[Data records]
━━━━━━

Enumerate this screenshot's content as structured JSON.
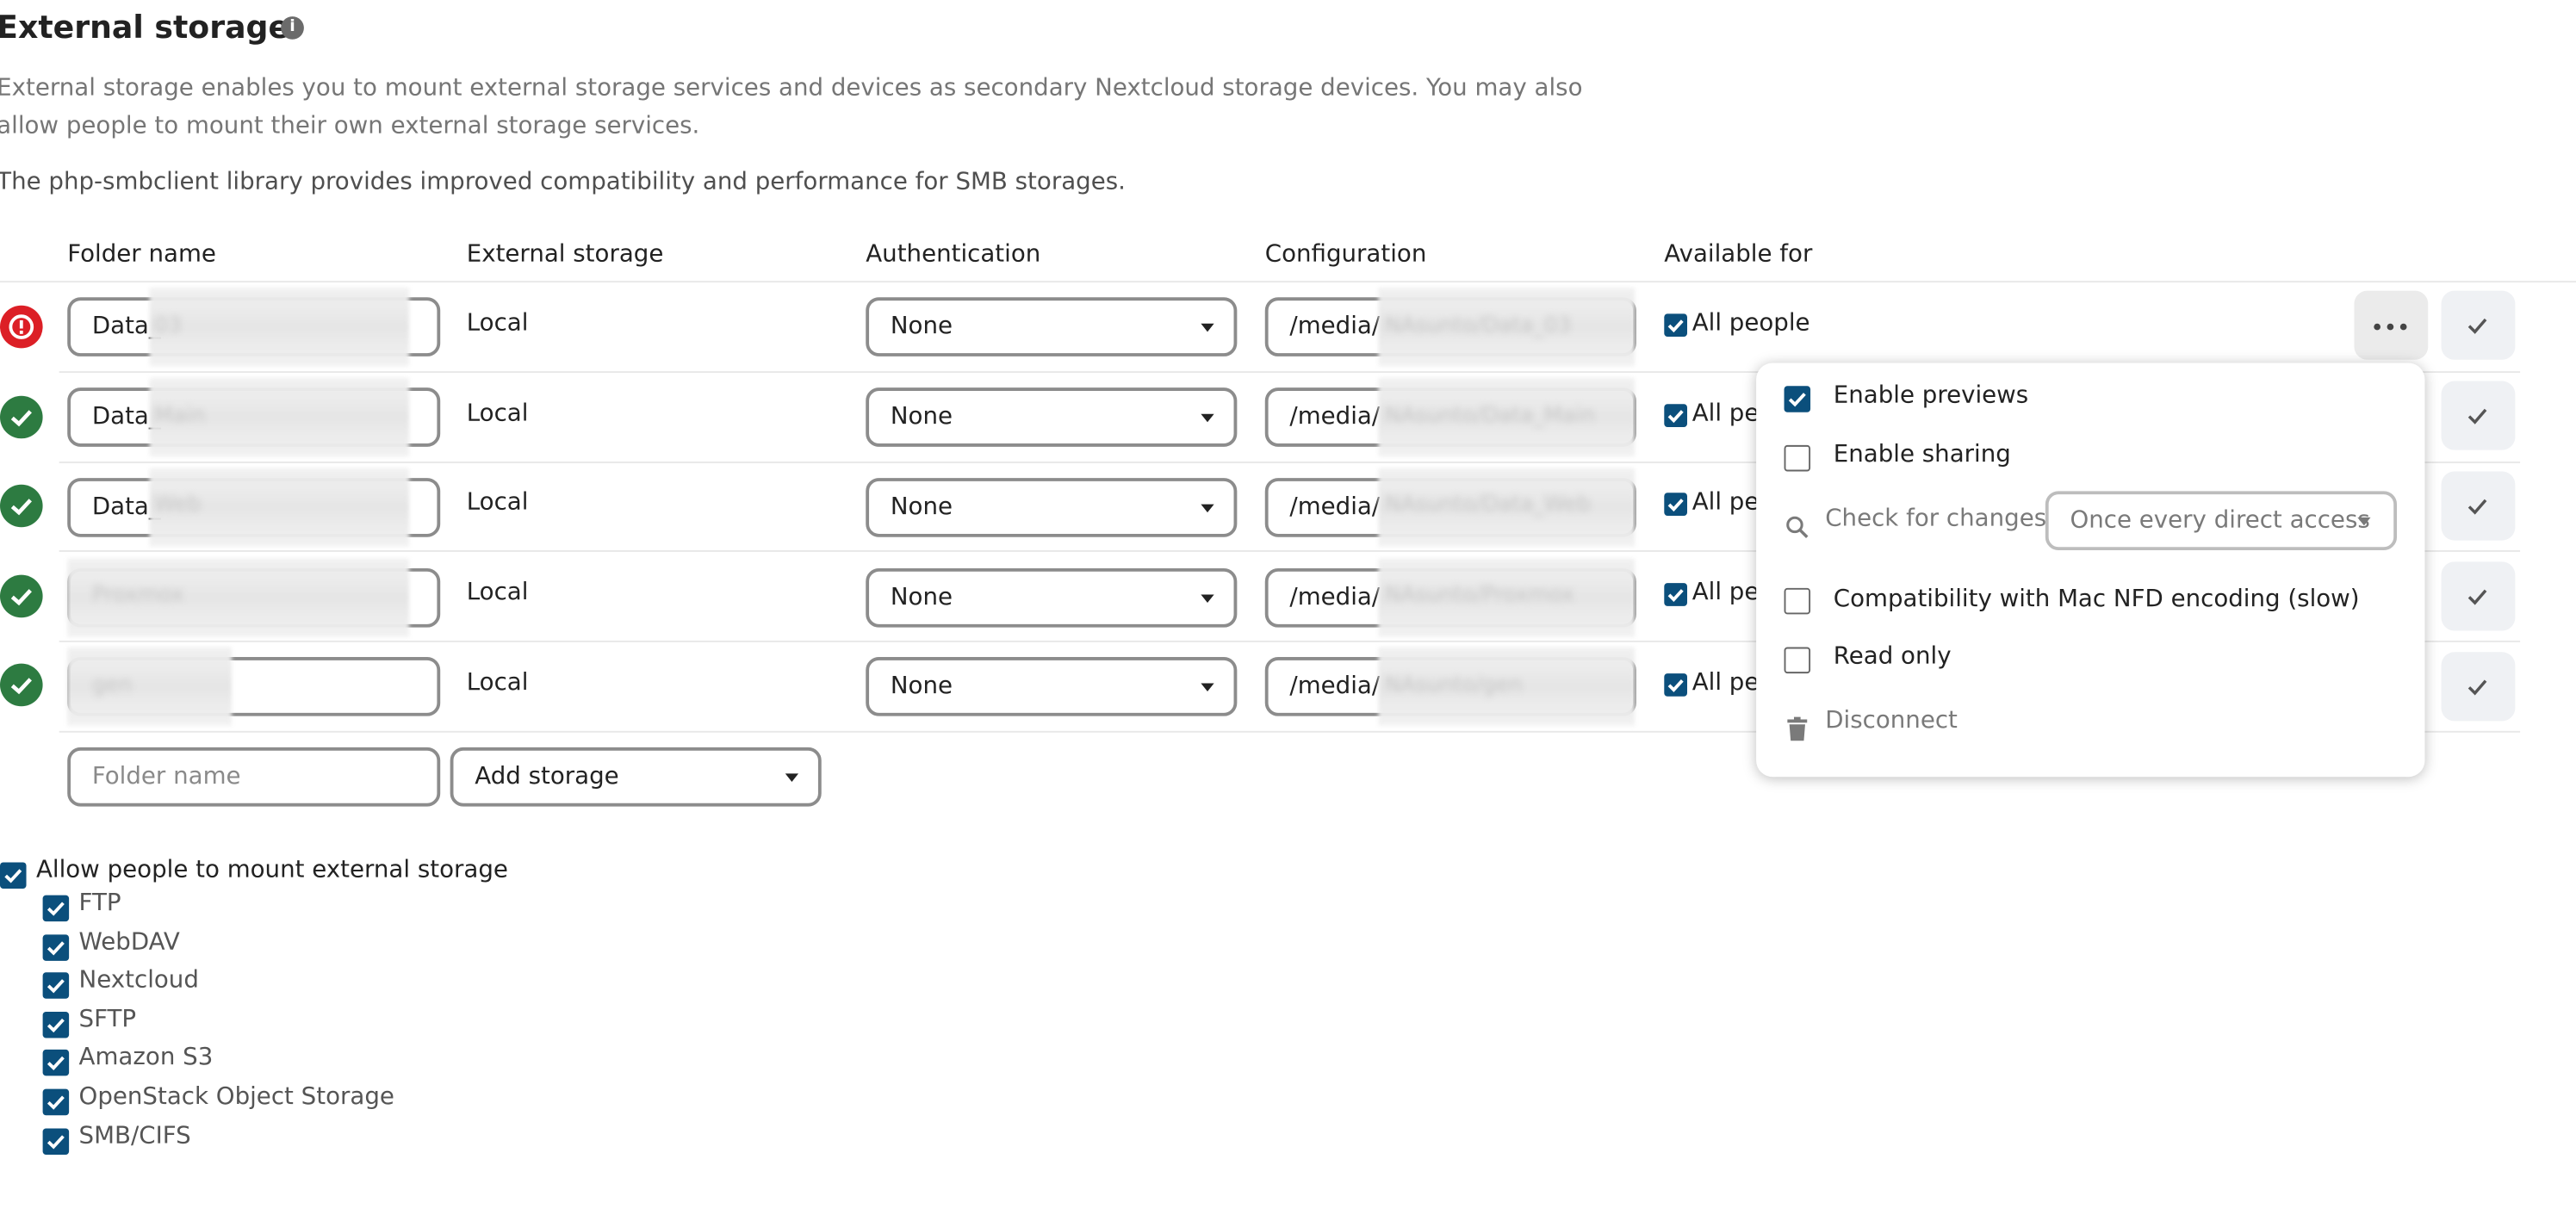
{
  "page": {
    "title": "External storage",
    "description_line1": "External storage enables you to mount external storage services and devices as secondary Nextcloud storage devices. You may also",
    "description_line2": "allow people to mount their own external storage services.",
    "smb_note": "The php-smbclient library provides improved compatibility and performance for SMB storages."
  },
  "table": {
    "headers": {
      "folder_name": "Folder name",
      "external_storage": "External storage",
      "authentication": "Authentication",
      "configuration": "Configuration",
      "available_for": "Available for"
    },
    "rows": [
      {
        "status": "error",
        "folder_name": "Data_",
        "folder_hidden": "03",
        "backend": "Local",
        "auth": "None",
        "config": "/media/",
        "config_hidden": "NAsunto/Data_03",
        "available": "All people"
      },
      {
        "status": "ok",
        "folder_name": "Data_",
        "folder_hidden": "Main",
        "backend": "Local",
        "auth": "None",
        "config": "/media/",
        "config_hidden": "NAsunto/Data_Main",
        "available": "All pe"
      },
      {
        "status": "ok",
        "folder_name": "Data_",
        "folder_hidden": "Web",
        "backend": "Local",
        "auth": "None",
        "config": "/media/",
        "config_hidden": "NAsunto/Data_Web",
        "available": "All pe"
      },
      {
        "status": "ok",
        "folder_name": "",
        "folder_hidden": "Proxmox",
        "backend": "Local",
        "auth": "None",
        "config": "/media/",
        "config_hidden": "NAsunto/Proxmox",
        "available": "All pe"
      },
      {
        "status": "ok",
        "folder_name": "",
        "folder_hidden": "gen",
        "backend": "Local",
        "auth": "None",
        "config": "/media/",
        "config_hidden": "NAsunto/gen",
        "available": "All pe"
      }
    ],
    "new_row": {
      "folder_placeholder": "Folder name",
      "add_storage_label": "Add storage"
    }
  },
  "actions_menu": {
    "enable_previews": {
      "label": "Enable previews",
      "checked": true
    },
    "enable_sharing": {
      "label": "Enable sharing",
      "checked": false
    },
    "check_for_changes_label": "Check for changes",
    "check_for_changes_value": "Once every direct access",
    "mac_nfd": {
      "label": "Compatibility with Mac NFD encoding (slow)",
      "checked": false
    },
    "read_only": {
      "label": "Read only",
      "checked": false
    },
    "disconnect_label": "Disconnect"
  },
  "user_mounting": {
    "allow_label": "Allow people to mount external storage",
    "allow_checked": true,
    "backends": [
      "FTP",
      "WebDAV",
      "Nextcloud",
      "SFTP",
      "Amazon S3",
      "OpenStack Object Storage",
      "SMB/CIFS"
    ]
  },
  "colors": {
    "checkbox_accent": "#0b4f7c",
    "status_ok": "#2d7b41",
    "status_error": "#dc1f26"
  },
  "icons": {
    "info": "info-icon",
    "status_ok": "check-circle-icon",
    "status_error": "alert-circle-icon",
    "more": "more-horizontal-icon",
    "save": "check-icon",
    "search": "search-icon",
    "trash": "trash-icon"
  }
}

━━━━━━

> [Your objective]:
Reproduce the whole listing above word for word, but not its pictures.

> [Result of this task]:
Enumerate this screenshot's content as structured JSON.
{
  "page": {
    "title": "External storage",
    "description_line1": "External storage enables you to mount external storage services and devices as secondary Nextcloud storage devices. You may also",
    "description_line2": "allow people to mount their own external storage services.",
    "smb_note": "The php-smbclient library provides improved compatibility and performance for SMB storages."
  },
  "table": {
    "headers": {
      "folder_name": "Folder name",
      "external_storage": "External storage",
      "authentication": "Authentication",
      "configuration": "Configuration",
      "available_for": "Available for"
    },
    "rows": [
      {
        "status": "error",
        "folder_name": "Data_",
        "folder_hidden": "03",
        "backend": "Local",
        "auth": "None",
        "config": "/media/",
        "config_hidden": "NAsunto/Data_03",
        "available": "All people"
      },
      {
        "status": "ok",
        "folder_name": "Data_",
        "folder_hidden": "Main",
        "backend": "Local",
        "auth": "None",
        "config": "/media/",
        "config_hidden": "NAsunto/Data_Main",
        "available": "All pe"
      },
      {
        "status": "ok",
        "folder_name": "Data_",
        "folder_hidden": "Web",
        "backend": "Local",
        "auth": "None",
        "config": "/media/",
        "config_hidden": "NAsunto/Data_Web",
        "available": "All pe"
      },
      {
        "status": "ok",
        "folder_name": "",
        "folder_hidden": "Proxmox",
        "backend": "Local",
        "auth": "None",
        "config": "/media/",
        "config_hidden": "NAsunto/Proxmox",
        "available": "All pe"
      },
      {
        "status": "ok",
        "folder_name": "",
        "folder_hidden": "gen",
        "backend": "Local",
        "auth": "None",
        "config": "/media/",
        "config_hidden": "NAsunto/gen",
        "available": "All pe"
      }
    ],
    "new_row": {
      "folder_placeholder": "Folder name",
      "add_storage_label": "Add storage"
    }
  },
  "actions_menu": {
    "enable_previews": {
      "label": "Enable previews",
      "checked": true
    },
    "enable_sharing": {
      "label": "Enable sharing",
      "checked": false
    },
    "check_for_changes_label": "Check for changes",
    "check_for_changes_value": "Once every direct access",
    "mac_nfd": {
      "label": "Compatibility with Mac NFD encoding (slow)",
      "checked": false
    },
    "read_only": {
      "label": "Read only",
      "checked": false
    },
    "disconnect_label": "Disconnect"
  },
  "user_mounting": {
    "allow_label": "Allow people to mount external storage",
    "allow_checked": true,
    "backends": [
      "FTP",
      "WebDAV",
      "Nextcloud",
      "SFTP",
      "Amazon S3",
      "OpenStack Object Storage",
      "SMB/CIFS"
    ]
  },
  "colors": {
    "checkbox_accent": "#0b4f7c",
    "status_ok": "#2d7b41",
    "status_error": "#dc1f26"
  },
  "icons": {
    "info": "info-icon",
    "status_ok": "check-circle-icon",
    "status_error": "alert-circle-icon",
    "more": "more-horizontal-icon",
    "save": "check-icon",
    "search": "search-icon",
    "trash": "trash-icon"
  }
}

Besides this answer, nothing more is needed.